Restate every entry word for word.
↓
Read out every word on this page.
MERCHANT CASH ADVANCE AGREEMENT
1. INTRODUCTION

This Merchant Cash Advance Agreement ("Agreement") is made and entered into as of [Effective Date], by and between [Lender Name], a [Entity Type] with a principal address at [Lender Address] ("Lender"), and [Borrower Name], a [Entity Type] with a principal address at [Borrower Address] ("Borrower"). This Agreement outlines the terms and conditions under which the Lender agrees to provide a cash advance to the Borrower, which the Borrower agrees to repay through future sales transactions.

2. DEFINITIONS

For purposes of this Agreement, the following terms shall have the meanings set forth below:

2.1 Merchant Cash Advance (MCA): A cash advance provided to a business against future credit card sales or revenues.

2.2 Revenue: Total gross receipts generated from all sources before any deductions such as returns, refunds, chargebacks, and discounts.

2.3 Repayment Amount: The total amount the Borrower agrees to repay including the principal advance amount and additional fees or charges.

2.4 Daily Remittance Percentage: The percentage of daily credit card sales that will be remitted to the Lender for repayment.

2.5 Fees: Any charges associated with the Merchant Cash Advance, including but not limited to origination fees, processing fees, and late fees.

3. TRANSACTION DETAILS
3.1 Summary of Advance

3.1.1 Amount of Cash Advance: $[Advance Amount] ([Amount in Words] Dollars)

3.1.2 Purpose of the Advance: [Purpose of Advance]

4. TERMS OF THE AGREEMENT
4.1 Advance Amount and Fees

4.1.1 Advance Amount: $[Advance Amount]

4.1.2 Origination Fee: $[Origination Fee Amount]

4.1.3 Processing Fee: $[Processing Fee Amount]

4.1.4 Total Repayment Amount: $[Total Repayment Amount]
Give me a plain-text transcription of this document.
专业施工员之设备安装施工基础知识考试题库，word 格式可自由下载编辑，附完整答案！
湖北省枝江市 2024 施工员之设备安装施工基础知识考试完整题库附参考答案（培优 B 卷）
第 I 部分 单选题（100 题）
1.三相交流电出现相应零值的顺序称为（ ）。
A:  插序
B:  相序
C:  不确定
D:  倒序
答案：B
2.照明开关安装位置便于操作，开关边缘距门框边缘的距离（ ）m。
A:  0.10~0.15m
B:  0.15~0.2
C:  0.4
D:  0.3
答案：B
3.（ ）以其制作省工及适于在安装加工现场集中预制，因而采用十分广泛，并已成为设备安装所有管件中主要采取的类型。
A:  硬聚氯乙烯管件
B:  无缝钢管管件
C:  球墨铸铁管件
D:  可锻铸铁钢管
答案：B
↑
_Solution for this problem_.
Read out every word on this page.
MERCHANT CASH ADVANCE AGREEMENT
1. INTRODUCTION

This Merchant Cash Advance Agreement ("Agreement") is made and entered into as of [Effective Date], by and between [Lender Name], a [Entity Type] with a principal address at [Lender Address] ("Lender"), and [Borrower Name], a [Entity Type] with a principal address at [Borrower Address] ("Borrower"). This Agreement outlines the terms and conditions under which the Lender agrees to provide a cash advance to the Borrower, which the Borrower agrees to repay through future sales transactions.

2. DEFINITIONS

For purposes of this Agreement, the following terms shall have the meanings set forth below:

2.1 Merchant Cash Advance (MCA): A cash advance provided to a business against future credit card sales or revenues.

2.2 Revenue: Total gross receipts generated from all sources before any deductions such as returns, refunds, chargebacks, and discounts.

2.3 Repayment Amount: The total amount the Borrower agrees to repay including the principal advance amount and additional fees or charges.

2.4 Daily Remittance Percentage: The percentage of daily credit card sales that will be remitted to the Lender for repayment.

2.5 Fees: Any charges associated with the Merchant Cash Advance, including but not limited to origination fees, processing fees, and late fees.

3. TRANSACTION DETAILS
3.1 Summary of Advance

3.1.1 Amount of Cash Advance: $[Advance Amount] ([Amount in Words] Dollars)

3.1.2 Purpose of the Advance: [Purpose of Advance]

4. TERMS OF THE AGREEMENT
4.1 Advance Amount and Fees

4.1.1 Advance Amount: $[Advance Amount]

4.1.2 Origination Fee: $[Origination Fee Amount]

4.1.3 Processing Fee: $[Processing Fee Amount]

4.1.4 Total Repayment Amount: $[Total Repayment Amount]
Give me a plain-text transcription of this document.
专业施工员之设备安装施工基础知识考试题库，word 格式可自由下载编辑，附完整答案！
湖北省枝江市 2024 施工员之设备安装施工基础知识考试完整题库附参考答案（培优 B 卷）
第 I 部分 单选题（100 题）
1.三相交流电出现相应零值的顺序称为（ ）。
A:  插序
B:  相序
C:  不确定
D:  倒序
答案：B
2.照明开关安装位置便于操作，开关边缘距门框边缘的距离（ ）m。
A:  0.10~0.15m
B:  0.15~0.2
C:  0.4
D:  0.3
答案：B
3.（ ）以其制作省工及适于在安装加工现场集中预制，因而采用十分广泛，并已成为设备安装所有管件中主要采取的类型。
A:  硬聚氯乙烯管件
B:  无缝钢管管件
C:  球墨铸铁管件
D:  可锻铸铁钢管
答案：B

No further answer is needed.